»»

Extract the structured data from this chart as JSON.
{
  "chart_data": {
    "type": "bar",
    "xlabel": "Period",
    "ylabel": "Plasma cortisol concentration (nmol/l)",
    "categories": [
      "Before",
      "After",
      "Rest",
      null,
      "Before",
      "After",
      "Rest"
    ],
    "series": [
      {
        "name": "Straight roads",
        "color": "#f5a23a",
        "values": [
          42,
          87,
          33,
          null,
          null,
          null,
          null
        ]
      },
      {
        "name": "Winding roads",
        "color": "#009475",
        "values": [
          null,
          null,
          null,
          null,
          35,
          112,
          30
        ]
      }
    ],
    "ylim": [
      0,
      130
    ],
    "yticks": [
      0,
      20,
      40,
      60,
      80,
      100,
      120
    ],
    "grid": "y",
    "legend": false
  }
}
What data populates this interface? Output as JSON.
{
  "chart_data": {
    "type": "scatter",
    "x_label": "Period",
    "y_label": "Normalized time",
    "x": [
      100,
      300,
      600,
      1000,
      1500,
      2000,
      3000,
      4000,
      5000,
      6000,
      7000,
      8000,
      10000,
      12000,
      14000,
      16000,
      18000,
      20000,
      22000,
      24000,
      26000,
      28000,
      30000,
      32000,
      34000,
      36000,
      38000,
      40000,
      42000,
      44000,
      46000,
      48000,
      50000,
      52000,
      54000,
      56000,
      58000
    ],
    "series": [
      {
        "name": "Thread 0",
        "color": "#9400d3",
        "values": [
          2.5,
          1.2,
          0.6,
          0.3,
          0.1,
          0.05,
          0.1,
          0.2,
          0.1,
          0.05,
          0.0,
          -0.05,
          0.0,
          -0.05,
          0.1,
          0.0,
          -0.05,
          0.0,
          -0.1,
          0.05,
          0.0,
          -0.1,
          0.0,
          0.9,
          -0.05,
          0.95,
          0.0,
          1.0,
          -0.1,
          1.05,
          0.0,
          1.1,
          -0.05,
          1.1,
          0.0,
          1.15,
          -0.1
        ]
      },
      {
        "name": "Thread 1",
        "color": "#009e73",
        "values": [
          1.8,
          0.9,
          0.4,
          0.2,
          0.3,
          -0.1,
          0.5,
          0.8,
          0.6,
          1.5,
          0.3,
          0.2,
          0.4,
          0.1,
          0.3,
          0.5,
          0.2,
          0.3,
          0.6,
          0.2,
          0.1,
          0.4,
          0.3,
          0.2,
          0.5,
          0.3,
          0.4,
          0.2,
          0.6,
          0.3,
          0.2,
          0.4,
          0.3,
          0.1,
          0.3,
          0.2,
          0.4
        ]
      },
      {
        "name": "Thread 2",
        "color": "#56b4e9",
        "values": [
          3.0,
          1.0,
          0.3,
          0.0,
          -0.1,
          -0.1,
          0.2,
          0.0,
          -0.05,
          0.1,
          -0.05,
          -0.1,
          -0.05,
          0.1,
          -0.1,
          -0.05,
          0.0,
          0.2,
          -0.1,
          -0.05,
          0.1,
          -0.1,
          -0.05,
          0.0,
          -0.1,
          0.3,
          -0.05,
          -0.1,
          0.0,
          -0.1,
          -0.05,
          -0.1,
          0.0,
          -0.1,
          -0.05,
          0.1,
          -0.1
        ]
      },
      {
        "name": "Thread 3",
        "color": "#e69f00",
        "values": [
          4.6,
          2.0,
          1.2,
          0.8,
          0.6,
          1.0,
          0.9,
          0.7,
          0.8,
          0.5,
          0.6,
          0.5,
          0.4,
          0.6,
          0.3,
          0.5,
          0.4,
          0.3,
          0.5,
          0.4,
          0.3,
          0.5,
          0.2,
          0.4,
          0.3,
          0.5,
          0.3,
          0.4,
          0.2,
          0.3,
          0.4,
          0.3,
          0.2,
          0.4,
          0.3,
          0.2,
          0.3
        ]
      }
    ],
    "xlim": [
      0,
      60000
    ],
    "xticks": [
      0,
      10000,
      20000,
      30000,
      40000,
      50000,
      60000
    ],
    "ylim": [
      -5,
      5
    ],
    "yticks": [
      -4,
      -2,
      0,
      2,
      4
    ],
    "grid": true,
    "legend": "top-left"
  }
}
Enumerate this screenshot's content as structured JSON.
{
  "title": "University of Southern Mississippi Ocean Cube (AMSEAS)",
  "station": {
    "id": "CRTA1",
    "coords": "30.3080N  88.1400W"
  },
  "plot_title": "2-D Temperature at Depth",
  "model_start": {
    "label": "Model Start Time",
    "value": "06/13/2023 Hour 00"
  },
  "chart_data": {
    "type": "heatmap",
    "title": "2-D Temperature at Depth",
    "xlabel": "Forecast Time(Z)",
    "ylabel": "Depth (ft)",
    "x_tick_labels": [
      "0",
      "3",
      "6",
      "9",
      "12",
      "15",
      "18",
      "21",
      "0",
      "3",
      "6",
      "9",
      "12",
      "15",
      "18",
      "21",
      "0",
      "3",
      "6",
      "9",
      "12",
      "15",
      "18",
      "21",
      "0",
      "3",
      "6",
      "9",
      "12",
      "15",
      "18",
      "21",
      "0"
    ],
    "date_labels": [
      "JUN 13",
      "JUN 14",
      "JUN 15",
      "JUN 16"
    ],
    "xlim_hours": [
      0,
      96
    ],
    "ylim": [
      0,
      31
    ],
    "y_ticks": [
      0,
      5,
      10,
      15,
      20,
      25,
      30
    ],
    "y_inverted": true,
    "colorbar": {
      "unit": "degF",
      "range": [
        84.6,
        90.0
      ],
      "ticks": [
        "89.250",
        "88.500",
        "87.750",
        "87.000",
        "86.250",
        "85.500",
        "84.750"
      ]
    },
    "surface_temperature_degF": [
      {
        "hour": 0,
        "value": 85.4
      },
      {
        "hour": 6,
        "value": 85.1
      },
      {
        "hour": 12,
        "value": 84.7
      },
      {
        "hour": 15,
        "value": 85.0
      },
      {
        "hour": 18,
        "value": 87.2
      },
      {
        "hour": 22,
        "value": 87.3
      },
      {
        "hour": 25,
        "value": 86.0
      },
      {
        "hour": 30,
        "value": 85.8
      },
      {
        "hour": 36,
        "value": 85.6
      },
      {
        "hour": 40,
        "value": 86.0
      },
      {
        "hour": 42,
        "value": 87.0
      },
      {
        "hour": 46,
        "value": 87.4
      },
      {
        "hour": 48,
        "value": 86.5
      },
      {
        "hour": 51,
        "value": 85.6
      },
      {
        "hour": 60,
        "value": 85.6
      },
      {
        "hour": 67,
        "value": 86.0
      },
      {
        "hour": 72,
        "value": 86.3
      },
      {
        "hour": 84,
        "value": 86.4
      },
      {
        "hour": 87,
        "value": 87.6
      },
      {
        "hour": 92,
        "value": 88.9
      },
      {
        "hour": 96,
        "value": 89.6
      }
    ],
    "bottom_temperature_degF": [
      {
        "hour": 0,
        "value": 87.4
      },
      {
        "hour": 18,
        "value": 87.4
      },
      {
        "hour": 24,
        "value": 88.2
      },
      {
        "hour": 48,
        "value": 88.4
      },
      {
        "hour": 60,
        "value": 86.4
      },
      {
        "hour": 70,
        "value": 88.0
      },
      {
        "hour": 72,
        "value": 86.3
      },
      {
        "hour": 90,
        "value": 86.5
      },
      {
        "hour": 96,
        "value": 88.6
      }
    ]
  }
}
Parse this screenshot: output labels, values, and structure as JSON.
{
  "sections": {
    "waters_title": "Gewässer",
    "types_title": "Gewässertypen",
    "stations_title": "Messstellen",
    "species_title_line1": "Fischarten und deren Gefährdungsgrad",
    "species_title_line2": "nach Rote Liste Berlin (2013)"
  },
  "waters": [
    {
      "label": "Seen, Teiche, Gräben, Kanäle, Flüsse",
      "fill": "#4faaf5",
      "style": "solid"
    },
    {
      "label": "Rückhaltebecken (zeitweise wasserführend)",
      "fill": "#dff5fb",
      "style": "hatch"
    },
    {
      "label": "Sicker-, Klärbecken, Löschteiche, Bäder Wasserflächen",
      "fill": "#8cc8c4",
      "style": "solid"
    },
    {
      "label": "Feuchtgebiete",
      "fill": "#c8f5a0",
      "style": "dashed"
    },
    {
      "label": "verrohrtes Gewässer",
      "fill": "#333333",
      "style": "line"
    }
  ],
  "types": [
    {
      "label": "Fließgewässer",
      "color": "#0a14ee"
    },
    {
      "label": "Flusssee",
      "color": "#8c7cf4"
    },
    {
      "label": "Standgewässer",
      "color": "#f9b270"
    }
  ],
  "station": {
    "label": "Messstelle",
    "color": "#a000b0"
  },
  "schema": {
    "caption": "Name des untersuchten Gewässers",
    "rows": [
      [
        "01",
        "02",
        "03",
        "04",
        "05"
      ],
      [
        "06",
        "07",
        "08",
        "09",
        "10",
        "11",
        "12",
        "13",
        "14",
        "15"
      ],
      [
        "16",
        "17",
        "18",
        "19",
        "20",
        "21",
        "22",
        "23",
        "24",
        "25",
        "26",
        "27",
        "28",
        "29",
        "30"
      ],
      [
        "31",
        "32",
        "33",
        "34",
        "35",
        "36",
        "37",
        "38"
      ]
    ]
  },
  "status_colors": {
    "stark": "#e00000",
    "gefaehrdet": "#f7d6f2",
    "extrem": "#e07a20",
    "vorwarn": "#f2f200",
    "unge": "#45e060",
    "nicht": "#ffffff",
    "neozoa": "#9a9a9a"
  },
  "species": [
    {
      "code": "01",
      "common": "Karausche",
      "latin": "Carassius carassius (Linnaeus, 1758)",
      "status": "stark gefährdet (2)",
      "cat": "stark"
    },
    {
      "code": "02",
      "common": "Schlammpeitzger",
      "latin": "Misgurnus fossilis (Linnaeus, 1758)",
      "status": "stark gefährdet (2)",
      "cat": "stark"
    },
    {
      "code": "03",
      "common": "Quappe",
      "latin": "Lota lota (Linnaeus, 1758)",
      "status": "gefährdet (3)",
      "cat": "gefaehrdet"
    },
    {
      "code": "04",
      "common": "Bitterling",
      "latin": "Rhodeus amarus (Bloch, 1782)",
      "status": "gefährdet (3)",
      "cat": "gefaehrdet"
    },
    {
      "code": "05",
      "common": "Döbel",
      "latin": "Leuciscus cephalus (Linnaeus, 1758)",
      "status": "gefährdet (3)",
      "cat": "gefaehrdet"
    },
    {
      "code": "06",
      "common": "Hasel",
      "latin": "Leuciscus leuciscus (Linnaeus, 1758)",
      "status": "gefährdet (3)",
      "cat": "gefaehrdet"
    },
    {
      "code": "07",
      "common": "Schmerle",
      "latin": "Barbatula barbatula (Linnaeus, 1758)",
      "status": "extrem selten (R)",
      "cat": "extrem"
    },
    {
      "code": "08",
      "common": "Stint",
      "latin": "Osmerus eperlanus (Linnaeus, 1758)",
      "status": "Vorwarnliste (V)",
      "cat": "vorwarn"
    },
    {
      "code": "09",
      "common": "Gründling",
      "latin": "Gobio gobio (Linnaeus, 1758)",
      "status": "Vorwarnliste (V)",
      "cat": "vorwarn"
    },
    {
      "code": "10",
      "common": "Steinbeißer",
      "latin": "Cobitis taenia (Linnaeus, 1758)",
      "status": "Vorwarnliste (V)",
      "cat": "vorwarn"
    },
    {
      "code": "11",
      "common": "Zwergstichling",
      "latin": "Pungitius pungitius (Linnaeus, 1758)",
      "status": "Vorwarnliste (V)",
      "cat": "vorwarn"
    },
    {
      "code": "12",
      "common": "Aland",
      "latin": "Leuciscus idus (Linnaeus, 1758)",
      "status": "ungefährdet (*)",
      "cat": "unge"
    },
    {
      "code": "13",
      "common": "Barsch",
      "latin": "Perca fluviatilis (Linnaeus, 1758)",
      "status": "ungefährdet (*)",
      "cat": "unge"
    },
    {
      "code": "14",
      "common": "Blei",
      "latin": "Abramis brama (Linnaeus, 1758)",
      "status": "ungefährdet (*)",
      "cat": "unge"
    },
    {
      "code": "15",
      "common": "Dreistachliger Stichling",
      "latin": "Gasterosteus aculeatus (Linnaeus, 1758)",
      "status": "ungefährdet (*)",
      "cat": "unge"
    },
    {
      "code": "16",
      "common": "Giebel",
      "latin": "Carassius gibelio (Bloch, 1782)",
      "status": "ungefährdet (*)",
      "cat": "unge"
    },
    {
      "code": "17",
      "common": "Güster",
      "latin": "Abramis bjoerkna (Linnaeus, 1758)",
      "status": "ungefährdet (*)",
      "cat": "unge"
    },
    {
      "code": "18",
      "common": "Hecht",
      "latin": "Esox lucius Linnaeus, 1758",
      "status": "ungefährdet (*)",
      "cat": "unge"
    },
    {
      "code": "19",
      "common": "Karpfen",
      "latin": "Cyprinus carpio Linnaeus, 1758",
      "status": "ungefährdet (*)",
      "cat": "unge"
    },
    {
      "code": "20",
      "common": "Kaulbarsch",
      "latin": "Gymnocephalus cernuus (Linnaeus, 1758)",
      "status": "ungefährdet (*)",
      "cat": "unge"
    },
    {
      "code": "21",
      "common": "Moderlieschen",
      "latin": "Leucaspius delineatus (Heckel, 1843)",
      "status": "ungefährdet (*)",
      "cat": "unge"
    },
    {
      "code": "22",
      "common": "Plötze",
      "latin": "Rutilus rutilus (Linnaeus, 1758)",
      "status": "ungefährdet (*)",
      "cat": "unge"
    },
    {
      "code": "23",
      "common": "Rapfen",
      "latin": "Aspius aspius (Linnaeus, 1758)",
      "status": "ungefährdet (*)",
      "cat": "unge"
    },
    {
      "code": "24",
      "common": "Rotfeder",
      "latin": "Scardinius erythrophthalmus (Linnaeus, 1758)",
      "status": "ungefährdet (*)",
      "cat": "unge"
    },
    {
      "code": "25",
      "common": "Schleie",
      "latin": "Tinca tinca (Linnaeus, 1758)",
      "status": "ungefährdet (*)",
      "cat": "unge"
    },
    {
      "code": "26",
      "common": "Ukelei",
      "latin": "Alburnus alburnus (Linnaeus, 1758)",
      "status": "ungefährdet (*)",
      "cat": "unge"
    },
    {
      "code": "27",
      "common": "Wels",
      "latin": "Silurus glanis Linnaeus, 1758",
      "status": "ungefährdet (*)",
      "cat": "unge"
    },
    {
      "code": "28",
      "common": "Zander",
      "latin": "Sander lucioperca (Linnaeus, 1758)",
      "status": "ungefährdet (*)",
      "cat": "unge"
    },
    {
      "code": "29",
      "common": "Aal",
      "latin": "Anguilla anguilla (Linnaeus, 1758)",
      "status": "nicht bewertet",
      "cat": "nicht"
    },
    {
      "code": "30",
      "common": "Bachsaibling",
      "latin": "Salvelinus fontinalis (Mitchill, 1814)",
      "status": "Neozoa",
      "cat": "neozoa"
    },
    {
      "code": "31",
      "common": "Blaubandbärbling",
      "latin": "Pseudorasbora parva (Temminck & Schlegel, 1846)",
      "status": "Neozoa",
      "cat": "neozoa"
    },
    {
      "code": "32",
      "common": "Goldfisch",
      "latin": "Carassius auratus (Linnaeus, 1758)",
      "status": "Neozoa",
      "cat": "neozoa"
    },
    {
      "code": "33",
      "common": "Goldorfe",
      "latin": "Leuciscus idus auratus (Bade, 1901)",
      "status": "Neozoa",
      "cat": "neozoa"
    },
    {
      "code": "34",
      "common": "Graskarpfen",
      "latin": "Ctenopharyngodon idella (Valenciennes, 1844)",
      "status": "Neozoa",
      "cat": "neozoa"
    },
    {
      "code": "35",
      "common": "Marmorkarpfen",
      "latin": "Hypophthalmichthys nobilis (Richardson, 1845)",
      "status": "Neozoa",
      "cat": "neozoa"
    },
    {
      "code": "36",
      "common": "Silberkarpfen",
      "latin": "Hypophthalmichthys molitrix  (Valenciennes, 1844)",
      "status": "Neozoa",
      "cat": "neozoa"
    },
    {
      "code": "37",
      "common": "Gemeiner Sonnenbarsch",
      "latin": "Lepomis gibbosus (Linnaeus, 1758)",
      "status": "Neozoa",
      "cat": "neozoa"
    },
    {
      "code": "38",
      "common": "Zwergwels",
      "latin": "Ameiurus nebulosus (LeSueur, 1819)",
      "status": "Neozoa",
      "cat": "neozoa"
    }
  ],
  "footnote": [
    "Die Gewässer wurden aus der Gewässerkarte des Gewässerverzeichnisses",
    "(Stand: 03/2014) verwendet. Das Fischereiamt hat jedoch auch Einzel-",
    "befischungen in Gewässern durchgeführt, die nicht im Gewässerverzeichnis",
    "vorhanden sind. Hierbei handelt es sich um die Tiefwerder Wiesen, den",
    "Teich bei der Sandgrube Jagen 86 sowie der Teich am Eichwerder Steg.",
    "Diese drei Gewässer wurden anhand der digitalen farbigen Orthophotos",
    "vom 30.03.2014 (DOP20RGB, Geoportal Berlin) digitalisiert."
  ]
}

««

WHAT THE EXERCISE ASKS: Working from the listing above, pick out every line that has "Depth" and copy it.

THE ANSWER:
  "plot_title": "2-D Temperature at Depth",
    "title": "2-D Temperature at Depth",
    "ylabel": "Depth (ft)",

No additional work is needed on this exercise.